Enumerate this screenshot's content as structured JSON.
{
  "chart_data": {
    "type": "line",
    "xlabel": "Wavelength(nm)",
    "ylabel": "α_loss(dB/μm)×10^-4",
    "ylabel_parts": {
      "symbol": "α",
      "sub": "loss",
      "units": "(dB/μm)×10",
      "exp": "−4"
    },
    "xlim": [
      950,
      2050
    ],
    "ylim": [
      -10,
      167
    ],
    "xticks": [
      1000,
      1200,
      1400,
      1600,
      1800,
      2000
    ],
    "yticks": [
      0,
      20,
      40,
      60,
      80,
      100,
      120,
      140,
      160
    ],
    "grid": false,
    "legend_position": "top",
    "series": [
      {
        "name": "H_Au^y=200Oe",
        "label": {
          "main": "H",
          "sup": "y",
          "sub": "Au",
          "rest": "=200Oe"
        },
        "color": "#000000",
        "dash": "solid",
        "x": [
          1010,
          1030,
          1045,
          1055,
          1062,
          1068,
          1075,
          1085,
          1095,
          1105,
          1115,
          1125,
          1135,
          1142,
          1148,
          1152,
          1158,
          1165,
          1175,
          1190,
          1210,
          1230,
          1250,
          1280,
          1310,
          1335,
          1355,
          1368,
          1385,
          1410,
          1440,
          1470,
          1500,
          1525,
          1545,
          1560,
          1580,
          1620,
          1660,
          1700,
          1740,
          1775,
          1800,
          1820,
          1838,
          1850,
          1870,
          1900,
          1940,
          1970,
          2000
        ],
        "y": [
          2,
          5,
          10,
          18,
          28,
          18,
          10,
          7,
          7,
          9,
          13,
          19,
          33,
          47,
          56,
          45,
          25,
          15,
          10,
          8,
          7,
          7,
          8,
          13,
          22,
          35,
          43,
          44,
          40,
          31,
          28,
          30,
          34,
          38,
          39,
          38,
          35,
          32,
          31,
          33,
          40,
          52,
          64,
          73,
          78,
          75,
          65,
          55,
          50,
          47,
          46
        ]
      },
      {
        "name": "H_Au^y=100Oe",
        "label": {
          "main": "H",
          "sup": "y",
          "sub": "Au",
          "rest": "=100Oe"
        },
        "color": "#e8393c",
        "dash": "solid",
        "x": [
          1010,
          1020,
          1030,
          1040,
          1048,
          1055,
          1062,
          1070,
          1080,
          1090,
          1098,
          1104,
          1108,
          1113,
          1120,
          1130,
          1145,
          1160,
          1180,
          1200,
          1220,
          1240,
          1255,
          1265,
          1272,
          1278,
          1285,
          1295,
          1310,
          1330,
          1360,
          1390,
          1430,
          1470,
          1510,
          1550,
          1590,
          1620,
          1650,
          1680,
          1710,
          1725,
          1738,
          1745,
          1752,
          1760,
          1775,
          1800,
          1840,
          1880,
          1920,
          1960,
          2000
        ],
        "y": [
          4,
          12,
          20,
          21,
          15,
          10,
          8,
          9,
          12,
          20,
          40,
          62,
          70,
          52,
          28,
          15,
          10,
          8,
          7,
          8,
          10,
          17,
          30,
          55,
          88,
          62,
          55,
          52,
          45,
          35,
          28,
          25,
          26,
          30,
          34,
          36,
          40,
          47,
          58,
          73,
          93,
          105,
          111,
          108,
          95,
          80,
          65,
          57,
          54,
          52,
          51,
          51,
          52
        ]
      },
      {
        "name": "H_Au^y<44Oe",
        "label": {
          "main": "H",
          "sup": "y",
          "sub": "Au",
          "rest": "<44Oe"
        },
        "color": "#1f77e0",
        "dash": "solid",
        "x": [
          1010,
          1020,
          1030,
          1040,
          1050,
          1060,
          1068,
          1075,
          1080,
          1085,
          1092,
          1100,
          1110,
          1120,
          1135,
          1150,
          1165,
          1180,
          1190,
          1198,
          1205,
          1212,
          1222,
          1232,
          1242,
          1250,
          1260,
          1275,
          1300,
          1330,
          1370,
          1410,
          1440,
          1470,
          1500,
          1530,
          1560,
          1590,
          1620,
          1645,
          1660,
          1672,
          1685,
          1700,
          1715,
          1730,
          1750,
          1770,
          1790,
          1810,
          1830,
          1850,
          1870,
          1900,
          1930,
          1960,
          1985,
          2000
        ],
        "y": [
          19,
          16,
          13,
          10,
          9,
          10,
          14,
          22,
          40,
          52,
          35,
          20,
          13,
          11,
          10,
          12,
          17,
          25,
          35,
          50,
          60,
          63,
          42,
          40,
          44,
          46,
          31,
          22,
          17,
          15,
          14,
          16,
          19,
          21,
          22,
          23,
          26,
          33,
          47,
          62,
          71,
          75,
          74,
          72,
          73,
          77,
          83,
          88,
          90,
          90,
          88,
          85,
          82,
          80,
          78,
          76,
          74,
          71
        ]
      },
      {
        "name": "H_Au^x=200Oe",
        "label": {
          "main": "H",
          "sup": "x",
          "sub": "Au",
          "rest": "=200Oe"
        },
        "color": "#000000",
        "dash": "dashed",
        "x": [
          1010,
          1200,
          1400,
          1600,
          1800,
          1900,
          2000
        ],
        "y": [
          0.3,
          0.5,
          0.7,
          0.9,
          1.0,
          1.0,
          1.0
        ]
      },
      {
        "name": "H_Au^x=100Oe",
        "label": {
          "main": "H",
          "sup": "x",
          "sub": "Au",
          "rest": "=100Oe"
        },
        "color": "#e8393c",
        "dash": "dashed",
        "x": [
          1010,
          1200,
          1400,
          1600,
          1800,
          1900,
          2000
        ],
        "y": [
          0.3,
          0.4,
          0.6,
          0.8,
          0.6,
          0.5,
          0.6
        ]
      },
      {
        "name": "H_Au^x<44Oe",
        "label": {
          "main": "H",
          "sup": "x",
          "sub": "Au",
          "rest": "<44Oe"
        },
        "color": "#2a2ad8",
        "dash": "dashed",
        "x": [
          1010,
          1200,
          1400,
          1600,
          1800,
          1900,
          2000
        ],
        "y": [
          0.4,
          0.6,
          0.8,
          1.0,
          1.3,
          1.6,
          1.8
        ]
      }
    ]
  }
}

Exercise brief:
Search the lines for "name". Copy each line that has it.

Output for this task:
        "name": "H_Au^y=200Oe",
        "name": "H_Au^y=100Oe",
        "name": "H_Au^y<44Oe",
        "name": "H_Au^x=200Oe",
        "name": "H_Au^x=100Oe",
        "name": "H_Au^x<44Oe",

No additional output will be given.